• [Given task]:
Repeat the material exactly, every line of it.

• [Material provided]:
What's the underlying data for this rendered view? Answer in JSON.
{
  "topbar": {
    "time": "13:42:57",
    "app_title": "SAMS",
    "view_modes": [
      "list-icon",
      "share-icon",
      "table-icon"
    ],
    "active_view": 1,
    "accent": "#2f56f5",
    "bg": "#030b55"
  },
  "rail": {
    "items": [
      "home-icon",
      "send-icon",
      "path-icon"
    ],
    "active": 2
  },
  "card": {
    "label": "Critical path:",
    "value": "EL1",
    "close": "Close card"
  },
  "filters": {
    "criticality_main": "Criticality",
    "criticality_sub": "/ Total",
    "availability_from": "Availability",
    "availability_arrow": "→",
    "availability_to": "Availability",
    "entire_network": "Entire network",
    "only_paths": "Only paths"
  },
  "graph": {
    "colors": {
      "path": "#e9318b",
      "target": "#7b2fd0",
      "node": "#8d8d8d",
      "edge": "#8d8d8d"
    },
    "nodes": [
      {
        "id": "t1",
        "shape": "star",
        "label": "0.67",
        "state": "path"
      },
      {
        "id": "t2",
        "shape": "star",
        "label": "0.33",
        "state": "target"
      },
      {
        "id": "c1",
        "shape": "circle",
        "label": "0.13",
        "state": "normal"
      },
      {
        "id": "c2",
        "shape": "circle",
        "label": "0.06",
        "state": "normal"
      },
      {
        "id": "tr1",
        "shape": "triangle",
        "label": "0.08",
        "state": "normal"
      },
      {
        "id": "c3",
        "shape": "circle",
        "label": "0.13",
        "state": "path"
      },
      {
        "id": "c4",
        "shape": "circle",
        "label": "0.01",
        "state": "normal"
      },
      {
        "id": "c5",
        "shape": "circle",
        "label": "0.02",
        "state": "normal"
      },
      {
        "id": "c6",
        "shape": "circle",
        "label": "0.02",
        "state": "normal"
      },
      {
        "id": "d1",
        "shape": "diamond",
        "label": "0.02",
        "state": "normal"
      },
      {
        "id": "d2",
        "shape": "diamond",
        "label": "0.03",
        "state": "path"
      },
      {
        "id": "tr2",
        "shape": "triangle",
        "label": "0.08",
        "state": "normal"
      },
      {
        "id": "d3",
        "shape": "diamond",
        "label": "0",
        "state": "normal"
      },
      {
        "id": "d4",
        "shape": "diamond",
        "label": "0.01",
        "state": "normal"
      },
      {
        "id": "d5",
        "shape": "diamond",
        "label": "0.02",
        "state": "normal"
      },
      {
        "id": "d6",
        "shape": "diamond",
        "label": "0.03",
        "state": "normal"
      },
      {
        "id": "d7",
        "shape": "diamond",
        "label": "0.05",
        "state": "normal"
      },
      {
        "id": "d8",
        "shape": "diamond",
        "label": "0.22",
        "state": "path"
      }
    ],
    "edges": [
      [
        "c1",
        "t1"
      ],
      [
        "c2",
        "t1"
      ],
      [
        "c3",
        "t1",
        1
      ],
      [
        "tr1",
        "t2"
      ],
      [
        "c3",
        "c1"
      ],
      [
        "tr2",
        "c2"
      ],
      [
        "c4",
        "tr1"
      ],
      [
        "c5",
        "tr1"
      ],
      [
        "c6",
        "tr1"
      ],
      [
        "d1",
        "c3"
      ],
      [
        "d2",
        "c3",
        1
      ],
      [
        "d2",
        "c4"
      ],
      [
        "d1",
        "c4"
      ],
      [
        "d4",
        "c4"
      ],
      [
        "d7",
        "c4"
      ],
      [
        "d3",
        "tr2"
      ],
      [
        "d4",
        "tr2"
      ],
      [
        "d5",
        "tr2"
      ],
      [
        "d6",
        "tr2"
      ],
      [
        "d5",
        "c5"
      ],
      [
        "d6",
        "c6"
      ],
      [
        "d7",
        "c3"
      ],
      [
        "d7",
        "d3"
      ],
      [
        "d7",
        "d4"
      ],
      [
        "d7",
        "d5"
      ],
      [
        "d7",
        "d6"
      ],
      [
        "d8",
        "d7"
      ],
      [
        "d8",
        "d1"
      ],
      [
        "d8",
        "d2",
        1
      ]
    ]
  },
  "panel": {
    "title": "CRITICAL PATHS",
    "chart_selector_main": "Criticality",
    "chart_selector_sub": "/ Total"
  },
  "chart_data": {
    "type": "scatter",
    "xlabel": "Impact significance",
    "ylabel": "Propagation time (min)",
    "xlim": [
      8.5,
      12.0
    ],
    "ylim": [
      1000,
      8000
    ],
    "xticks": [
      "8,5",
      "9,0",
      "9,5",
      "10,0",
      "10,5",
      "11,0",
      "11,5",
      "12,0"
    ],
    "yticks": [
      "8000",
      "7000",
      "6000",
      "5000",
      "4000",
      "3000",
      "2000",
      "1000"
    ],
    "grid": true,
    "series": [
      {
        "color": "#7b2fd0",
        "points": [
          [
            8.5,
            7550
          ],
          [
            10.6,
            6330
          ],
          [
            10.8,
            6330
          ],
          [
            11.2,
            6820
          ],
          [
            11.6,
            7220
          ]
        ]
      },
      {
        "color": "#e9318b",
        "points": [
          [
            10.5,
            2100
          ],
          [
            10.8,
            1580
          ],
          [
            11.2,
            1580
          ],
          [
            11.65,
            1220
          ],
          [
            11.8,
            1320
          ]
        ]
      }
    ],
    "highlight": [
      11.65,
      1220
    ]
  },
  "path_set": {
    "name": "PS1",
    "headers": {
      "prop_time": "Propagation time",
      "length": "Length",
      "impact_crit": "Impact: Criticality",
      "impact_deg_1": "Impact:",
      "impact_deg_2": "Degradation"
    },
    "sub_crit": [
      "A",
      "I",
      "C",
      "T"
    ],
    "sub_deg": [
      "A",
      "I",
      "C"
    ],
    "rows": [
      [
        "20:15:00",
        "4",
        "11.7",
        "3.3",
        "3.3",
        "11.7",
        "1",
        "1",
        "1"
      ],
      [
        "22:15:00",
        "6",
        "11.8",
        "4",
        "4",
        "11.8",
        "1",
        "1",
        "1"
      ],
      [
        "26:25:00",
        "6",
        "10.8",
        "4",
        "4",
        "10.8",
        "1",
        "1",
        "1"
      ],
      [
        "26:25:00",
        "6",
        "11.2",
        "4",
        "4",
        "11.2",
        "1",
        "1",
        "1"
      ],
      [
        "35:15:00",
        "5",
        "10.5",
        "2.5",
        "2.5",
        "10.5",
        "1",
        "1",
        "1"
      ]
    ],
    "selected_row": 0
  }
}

• [Response to this task]:
What's the underlying data for this rendered view? Answer in JSON.
{
  "topbar": {
    "time": "13:42:57",
    "app_title": "SAMS",
    "view_modes": [
      "list-icon",
      "share-icon",
      "table-icon"
    ],
    "active_view": 1,
    "accent": "#2f56f5",
    "bg": "#030b55"
  },
  "rail": {
    "items": [
      "home-icon",
      "send-icon",
      "path-icon"
    ],
    "active": 2
  },
  "card": {
    "label": "Critical path:",
    "value": "EL1",
    "close": "Close card"
  },
  "filters": {
    "criticality_main": "Criticality",
    "criticality_sub": "/ Total",
    "availability_from": "Availability",
    "availability_arrow": "→",
    "availability_to": "Availability",
    "entire_network": "Entire network",
    "only_paths": "Only paths"
  },
  "graph": {
    "colors": {
      "path": "#e9318b",
      "target": "#7b2fd0",
      "node": "#8d8d8d",
      "edge": "#8d8d8d"
    },
    "nodes": [
      {
        "id": "t1",
        "shape": "star",
        "label": "0.67",
        "state": "path"
      },
      {
        "id": "t2",
        "shape": "star",
        "label": "0.33",
        "state": "target"
      },
      {
        "id": "c1",
        "shape": "circle",
        "label": "0.13",
        "state": "normal"
      },
      {
        "id": "c2",
        "shape": "circle",
        "label": "0.06",
        "state": "normal"
      },
      {
        "id": "tr1",
        "shape": "triangle",
        "label": "0.08",
        "state": "normal"
      },
      {
        "id": "c3",
        "shape": "circle",
        "label": "0.13",
        "state": "path"
      },
      {
        "id": "c4",
        "shape": "circle",
        "label": "0.01",
        "state": "normal"
      },
      {
        "id": "c5",
        "shape": "circle",
        "label": "0.02",
        "state": "normal"
      },
      {
        "id": "c6",
        "shape": "circle",
        "label": "0.02",
        "state": "normal"
      },
      {
        "id": "d1",
        "shape": "diamond",
        "label": "0.02",
        "state": "normal"
      },
      {
        "id": "d2",
        "shape": "diamond",
        "label": "0.03",
        "state": "path"
      },
      {
        "id": "tr2",
        "shape": "triangle",
        "label": "0.08",
        "state": "normal"
      },
      {
        "id": "d3",
        "shape": "diamond",
        "label": "0",
        "state": "normal"
      },
      {
        "id": "d4",
        "shape": "diamond",
        "label": "0.01",
        "state": "normal"
      },
      {
        "id": "d5",
        "shape": "diamond",
        "label": "0.02",
        "state": "normal"
      },
      {
        "id": "d6",
        "shape": "diamond",
        "label": "0.03",
        "state": "normal"
      },
      {
        "id": "d7",
        "shape": "diamond",
        "label": "0.05",
        "state": "normal"
      },
      {
        "id": "d8",
        "shape": "diamond",
        "label": "0.22",
        "state": "path"
      }
    ],
    "edges": [
      [
        "c1",
        "t1"
      ],
      [
        "c2",
        "t1"
      ],
      [
        "c3",
        "t1",
        1
      ],
      [
        "tr1",
        "t2"
      ],
      [
        "c3",
        "c1"
      ],
      [
        "tr2",
        "c2"
      ],
      [
        "c4",
        "tr1"
      ],
      [
        "c5",
        "tr1"
      ],
      [
        "c6",
        "tr1"
      ],
      [
        "d1",
        "c3"
      ],
      [
        "d2",
        "c3",
        1
      ],
      [
        "d2",
        "c4"
      ],
      [
        "d1",
        "c4"
      ],
      [
        "d4",
        "c4"
      ],
      [
        "d7",
        "c4"
      ],
      [
        "d3",
        "tr2"
      ],
      [
        "d4",
        "tr2"
      ],
      [
        "d5",
        "tr2"
      ],
      [
        "d6",
        "tr2"
      ],
      [
        "d5",
        "c5"
      ],
      [
        "d6",
        "c6"
      ],
      [
        "d7",
        "c3"
      ],
      [
        "d7",
        "d3"
      ],
      [
        "d7",
        "d4"
      ],
      [
        "d7",
        "d5"
      ],
      [
        "d7",
        "d6"
      ],
      [
        "d8",
        "d7"
      ],
      [
        "d8",
        "d1"
      ],
      [
        "d8",
        "d2",
        1
      ]
    ]
  },
  "panel": {
    "title": "CRITICAL PATHS",
    "chart_selector_main": "Criticality",
    "chart_selector_sub": "/ Total"
  },
  "chart_data": {
    "type": "scatter",
    "xlabel": "Impact significance",
    "ylabel": "Propagation time (min)",
    "xlim": [
      8.5,
      12.0
    ],
    "ylim": [
      1000,
      8000
    ],
    "xticks": [
      "8,5",
      "9,0",
      "9,5",
      "10,0",
      "10,5",
      "11,0",
      "11,5",
      "12,0"
    ],
    "yticks": [
      "8000",
      "7000",
      "6000",
      "5000",
      "4000",
      "3000",
      "2000",
      "1000"
    ],
    "grid": true,
    "series": [
      {
        "color": "#7b2fd0",
        "points": [
          [
            8.5,
            7550
          ],
          [
            10.6,
            6330
          ],
          [
            10.8,
            6330
          ],
          [
            11.2,
            6820
          ],
          [
            11.6,
            7220
          ]
        ]
      },
      {
        "color": "#e9318b",
        "points": [
          [
            10.5,
            2100
          ],
          [
            10.8,
            1580
          ],
          [
            11.2,
            1580
          ],
          [
            11.65,
            1220
          ],
          [
            11.8,
            1320
          ]
        ]
      }
    ],
    "highlight": [
      11.65,
      1220
    ]
  },
  "path_set": {
    "name": "PS1",
    "headers": {
      "prop_time": "Propagation time",
      "length": "Length",
      "impact_crit": "Impact: Criticality",
      "impact_deg_1": "Impact:",
      "impact_deg_2": "Degradation"
    },
    "sub_crit": [
      "A",
      "I",
      "C",
      "T"
    ],
    "sub_deg": [
      "A",
      "I",
      "C"
    ],
    "rows": [
      [
        "20:15:00",
        "4",
        "11.7",
        "3.3",
        "3.3",
        "11.7",
        "1",
        "1",
        "1"
      ],
      [
        "22:15:00",
        "6",
        "11.8",
        "4",
        "4",
        "11.8",
        "1",
        "1",
        "1"
      ],
      [
        "26:25:00",
        "6",
        "10.8",
        "4",
        "4",
        "10.8",
        "1",
        "1",
        "1"
      ],
      [
        "26:25:00",
        "6",
        "11.2",
        "4",
        "4",
        "11.2",
        "1",
        "1",
        "1"
      ],
      [
        "35:15:00",
        "5",
        "10.5",
        "2.5",
        "2.5",
        "10.5",
        "1",
        "1",
        "1"
      ]
    ],
    "selected_row": 0
  }
}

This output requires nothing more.